JOB
Reproduce every entry exactly as shown.

[Extracted data entries]
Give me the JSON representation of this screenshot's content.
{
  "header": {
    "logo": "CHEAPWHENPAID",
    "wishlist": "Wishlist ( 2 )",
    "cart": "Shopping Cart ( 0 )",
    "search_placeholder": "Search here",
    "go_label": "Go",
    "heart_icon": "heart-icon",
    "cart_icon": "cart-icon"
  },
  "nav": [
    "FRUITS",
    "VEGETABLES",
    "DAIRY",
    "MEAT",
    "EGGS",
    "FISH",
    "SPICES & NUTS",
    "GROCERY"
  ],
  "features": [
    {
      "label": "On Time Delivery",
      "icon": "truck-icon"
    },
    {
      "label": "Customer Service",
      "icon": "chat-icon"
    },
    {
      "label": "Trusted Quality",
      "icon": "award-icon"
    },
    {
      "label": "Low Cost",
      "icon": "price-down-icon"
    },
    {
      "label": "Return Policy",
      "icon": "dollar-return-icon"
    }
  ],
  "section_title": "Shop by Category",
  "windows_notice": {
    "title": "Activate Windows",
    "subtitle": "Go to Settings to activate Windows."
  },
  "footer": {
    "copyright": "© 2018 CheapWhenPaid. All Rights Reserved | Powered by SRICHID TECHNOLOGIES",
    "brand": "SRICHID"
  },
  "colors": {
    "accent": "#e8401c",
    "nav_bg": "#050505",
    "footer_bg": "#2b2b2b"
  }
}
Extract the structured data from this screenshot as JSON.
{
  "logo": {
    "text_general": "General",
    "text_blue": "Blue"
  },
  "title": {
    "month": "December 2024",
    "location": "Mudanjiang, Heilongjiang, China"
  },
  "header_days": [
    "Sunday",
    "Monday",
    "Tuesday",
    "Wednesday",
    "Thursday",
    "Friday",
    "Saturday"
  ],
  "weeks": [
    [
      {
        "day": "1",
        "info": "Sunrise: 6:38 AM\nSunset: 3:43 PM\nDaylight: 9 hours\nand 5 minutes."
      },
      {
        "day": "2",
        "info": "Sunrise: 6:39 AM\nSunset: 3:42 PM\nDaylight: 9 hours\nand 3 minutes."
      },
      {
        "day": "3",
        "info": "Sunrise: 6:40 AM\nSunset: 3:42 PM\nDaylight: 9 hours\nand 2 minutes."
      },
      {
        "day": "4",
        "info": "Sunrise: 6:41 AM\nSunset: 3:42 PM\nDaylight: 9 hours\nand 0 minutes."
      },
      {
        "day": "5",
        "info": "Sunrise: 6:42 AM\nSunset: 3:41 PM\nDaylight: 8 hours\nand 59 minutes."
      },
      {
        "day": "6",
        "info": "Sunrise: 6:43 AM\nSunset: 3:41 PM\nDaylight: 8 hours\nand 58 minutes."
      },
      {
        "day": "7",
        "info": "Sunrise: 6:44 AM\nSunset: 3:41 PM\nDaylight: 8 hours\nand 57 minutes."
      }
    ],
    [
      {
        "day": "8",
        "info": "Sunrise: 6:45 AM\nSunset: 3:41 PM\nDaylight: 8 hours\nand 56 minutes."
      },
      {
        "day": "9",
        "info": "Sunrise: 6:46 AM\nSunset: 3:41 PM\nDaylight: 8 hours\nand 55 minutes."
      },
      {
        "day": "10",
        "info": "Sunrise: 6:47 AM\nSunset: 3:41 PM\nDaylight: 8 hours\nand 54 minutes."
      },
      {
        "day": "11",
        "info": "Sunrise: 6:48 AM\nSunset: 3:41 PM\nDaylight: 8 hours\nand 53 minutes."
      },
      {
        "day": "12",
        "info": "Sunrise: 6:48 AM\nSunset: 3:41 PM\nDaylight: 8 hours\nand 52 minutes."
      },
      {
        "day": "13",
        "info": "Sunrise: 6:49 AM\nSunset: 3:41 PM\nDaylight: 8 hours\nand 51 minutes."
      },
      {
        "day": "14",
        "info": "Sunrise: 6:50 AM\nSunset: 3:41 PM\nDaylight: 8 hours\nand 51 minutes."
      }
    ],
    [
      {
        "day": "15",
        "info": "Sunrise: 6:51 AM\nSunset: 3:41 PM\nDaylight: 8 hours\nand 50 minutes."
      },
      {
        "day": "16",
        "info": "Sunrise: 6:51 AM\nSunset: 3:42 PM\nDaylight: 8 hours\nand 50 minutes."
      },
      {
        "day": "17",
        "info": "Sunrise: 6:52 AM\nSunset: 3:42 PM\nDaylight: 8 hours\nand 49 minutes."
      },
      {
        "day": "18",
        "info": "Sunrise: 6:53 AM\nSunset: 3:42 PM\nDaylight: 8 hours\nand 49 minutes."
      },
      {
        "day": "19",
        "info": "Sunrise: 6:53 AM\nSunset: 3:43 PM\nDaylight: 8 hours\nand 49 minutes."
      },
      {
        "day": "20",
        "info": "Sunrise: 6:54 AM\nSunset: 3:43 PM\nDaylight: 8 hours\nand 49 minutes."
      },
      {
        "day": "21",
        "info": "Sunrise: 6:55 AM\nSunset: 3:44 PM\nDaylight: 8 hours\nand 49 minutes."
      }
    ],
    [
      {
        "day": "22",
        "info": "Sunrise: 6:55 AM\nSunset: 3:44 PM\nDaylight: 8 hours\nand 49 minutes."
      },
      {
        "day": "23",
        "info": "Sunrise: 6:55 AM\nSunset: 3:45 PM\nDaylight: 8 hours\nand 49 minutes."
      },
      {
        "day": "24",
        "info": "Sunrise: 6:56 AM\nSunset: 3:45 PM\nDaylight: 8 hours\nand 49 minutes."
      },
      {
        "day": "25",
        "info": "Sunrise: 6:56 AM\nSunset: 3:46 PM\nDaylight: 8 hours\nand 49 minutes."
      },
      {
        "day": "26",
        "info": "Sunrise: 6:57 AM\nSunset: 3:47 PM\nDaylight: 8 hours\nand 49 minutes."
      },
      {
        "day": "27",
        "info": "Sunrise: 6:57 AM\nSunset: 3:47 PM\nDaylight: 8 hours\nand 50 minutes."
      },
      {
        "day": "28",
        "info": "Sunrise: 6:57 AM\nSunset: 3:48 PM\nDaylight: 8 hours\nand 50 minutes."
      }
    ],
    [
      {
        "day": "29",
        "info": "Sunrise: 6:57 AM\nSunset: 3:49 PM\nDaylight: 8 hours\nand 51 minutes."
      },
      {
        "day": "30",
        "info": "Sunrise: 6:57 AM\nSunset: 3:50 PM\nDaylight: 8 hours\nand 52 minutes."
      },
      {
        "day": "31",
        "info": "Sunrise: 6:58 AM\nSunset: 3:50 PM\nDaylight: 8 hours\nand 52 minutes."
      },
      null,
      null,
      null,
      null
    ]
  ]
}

ANSWER IN FULL
Give me the JSON representation of this screenshot's content.
{
  "header": {
    "logo": "CHEAPWHENPAID",
    "wishlist": "Wishlist ( 2 )",
    "cart": "Shopping Cart ( 0 )",
    "search_placeholder": "Search here",
    "go_label": "Go",
    "heart_icon": "heart-icon",
    "cart_icon": "cart-icon"
  },
  "nav": [
    "FRUITS",
    "VEGETABLES",
    "DAIRY",
    "MEAT",
    "EGGS",
    "FISH",
    "SPICES & NUTS",
    "GROCERY"
  ],
  "features": [
    {
      "label": "On Time Delivery",
      "icon": "truck-icon"
    },
    {
      "label": "Customer Service",
      "icon": "chat-icon"
    },
    {
      "label": "Trusted Quality",
      "icon": "award-icon"
    },
    {
      "label": "Low Cost",
      "icon": "price-down-icon"
    },
    {
      "label": "Return Policy",
      "icon": "dollar-return-icon"
    }
  ],
  "section_title": "Shop by Category",
  "windows_notice": {
    "title": "Activate Windows",
    "subtitle": "Go to Settings to activate Windows."
  },
  "footer": {
    "copyright": "© 2018 CheapWhenPaid. All Rights Reserved | Powered by SRICHID TECHNOLOGIES",
    "brand": "SRICHID"
  },
  "colors": {
    "accent": "#e8401c",
    "nav_bg": "#050505",
    "footer_bg": "#2b2b2b"
  }
}
Extract the structured data from this screenshot as JSON.
{
  "logo": {
    "text_general": "General",
    "text_blue": "Blue"
  },
  "title": {
    "month": "December 2024",
    "location": "Mudanjiang, Heilongjiang, China"
  },
  "header_days": [
    "Sunday",
    "Monday",
    "Tuesday",
    "Wednesday",
    "Thursday",
    "Friday",
    "Saturday"
  ],
  "weeks": [
    [
      {
        "day": "1",
        "info": "Sunrise: 6:38 AM\nSunset: 3:43 PM\nDaylight: 9 hours\nand 5 minutes."
      },
      {
        "day": "2",
        "info": "Sunrise: 6:39 AM\nSunset: 3:42 PM\nDaylight: 9 hours\nand 3 minutes."
      },
      {
        "day": "3",
        "info": "Sunrise: 6:40 AM\nSunset: 3:42 PM\nDaylight: 9 hours\nand 2 minutes."
      },
      {
        "day": "4",
        "info": "Sunrise: 6:41 AM\nSunset: 3:42 PM\nDaylight: 9 hours\nand 0 minutes."
      },
      {
        "day": "5",
        "info": "Sunrise: 6:42 AM\nSunset: 3:41 PM\nDaylight: 8 hours\nand 59 minutes."
      },
      {
        "day": "6",
        "info": "Sunrise: 6:43 AM\nSunset: 3:41 PM\nDaylight: 8 hours\nand 58 minutes."
      },
      {
        "day": "7",
        "info": "Sunrise: 6:44 AM\nSunset: 3:41 PM\nDaylight: 8 hours\nand 57 minutes."
      }
    ],
    [
      {
        "day": "8",
        "info": "Sunrise: 6:45 AM\nSunset: 3:41 PM\nDaylight: 8 hours\nand 56 minutes."
      },
      {
        "day": "9",
        "info": "Sunrise: 6:46 AM\nSunset: 3:41 PM\nDaylight: 8 hours\nand 55 minutes."
      },
      {
        "day": "10",
        "info": "Sunrise: 6:47 AM\nSunset: 3:41 PM\nDaylight: 8 hours\nand 54 minutes."
      },
      {
        "day": "11",
        "info": "Sunrise: 6:48 AM\nSunset: 3:41 PM\nDaylight: 8 hours\nand 53 minutes."
      },
      {
        "day": "12",
        "info": "Sunrise: 6:48 AM\nSunset: 3:41 PM\nDaylight: 8 hours\nand 52 minutes."
      },
      {
        "day": "13",
        "info": "Sunrise: 6:49 AM\nSunset: 3:41 PM\nDaylight: 8 hours\nand 51 minutes."
      },
      {
        "day": "14",
        "info": "Sunrise: 6:50 AM\nSunset: 3:41 PM\nDaylight: 8 hours\nand 51 minutes."
      }
    ],
    [
      {
        "day": "15",
        "info": "Sunrise: 6:51 AM\nSunset: 3:41 PM\nDaylight: 8 hours\nand 50 minutes."
      },
      {
        "day": "16",
        "info": "Sunrise: 6:51 AM\nSunset: 3:42 PM\nDaylight: 8 hours\nand 50 minutes."
      },
      {
        "day": "17",
        "info": "Sunrise: 6:52 AM\nSunset: 3:42 PM\nDaylight: 8 hours\nand 49 minutes."
      },
      {
        "day": "18",
        "info": "Sunrise: 6:53 AM\nSunset: 3:42 PM\nDaylight: 8 hours\nand 49 minutes."
      },
      {
        "day": "19",
        "info": "Sunrise: 6:53 AM\nSunset: 3:43 PM\nDaylight: 8 hours\nand 49 minutes."
      },
      {
        "day": "20",
        "info": "Sunrise: 6:54 AM\nSunset: 3:43 PM\nDaylight: 8 hours\nand 49 minutes."
      },
      {
        "day": "21",
        "info": "Sunrise: 6:55 AM\nSunset: 3:44 PM\nDaylight: 8 hours\nand 49 minutes."
      }
    ],
    [
      {
        "day": "22",
        "info": "Sunrise: 6:55 AM\nSunset: 3:44 PM\nDaylight: 8 hours\nand 49 minutes."
      },
      {
        "day": "23",
        "info": "Sunrise: 6:55 AM\nSunset: 3:45 PM\nDaylight: 8 hours\nand 49 minutes."
      },
      {
        "day": "24",
        "info": "Sunrise: 6:56 AM\nSunset: 3:45 PM\nDaylight: 8 hours\nand 49 minutes."
      },
      {
        "day": "25",
        "info": "Sunrise: 6:56 AM\nSunset: 3:46 PM\nDaylight: 8 hours\nand 49 minutes."
      },
      {
        "day": "26",
        "info": "Sunrise: 6:57 AM\nSunset: 3:47 PM\nDaylight: 8 hours\nand 49 minutes."
      },
      {
        "day": "27",
        "info": "Sunrise: 6:57 AM\nSunset: 3:47 PM\nDaylight: 8 hours\nand 50 minutes."
      },
      {
        "day": "28",
        "info": "Sunrise: 6:57 AM\nSunset: 3:48 PM\nDaylight: 8 hours\nand 50 minutes."
      }
    ],
    [
      {
        "day": "29",
        "info": "Sunrise: 6:57 AM\nSunset: 3:49 PM\nDaylight: 8 hours\nand 51 minutes."
      },
      {
        "day": "30",
        "info": "Sunrise: 6:57 AM\nSunset: 3:50 PM\nDaylight: 8 hours\nand 52 minutes."
      },
      {
        "day": "31",
        "info": "Sunrise: 6:58 AM\nSunset: 3:50 PM\nDaylight: 8 hours\nand 52 minutes."
      },
      null,
      null,
      null,
      null
    ]
  ]
}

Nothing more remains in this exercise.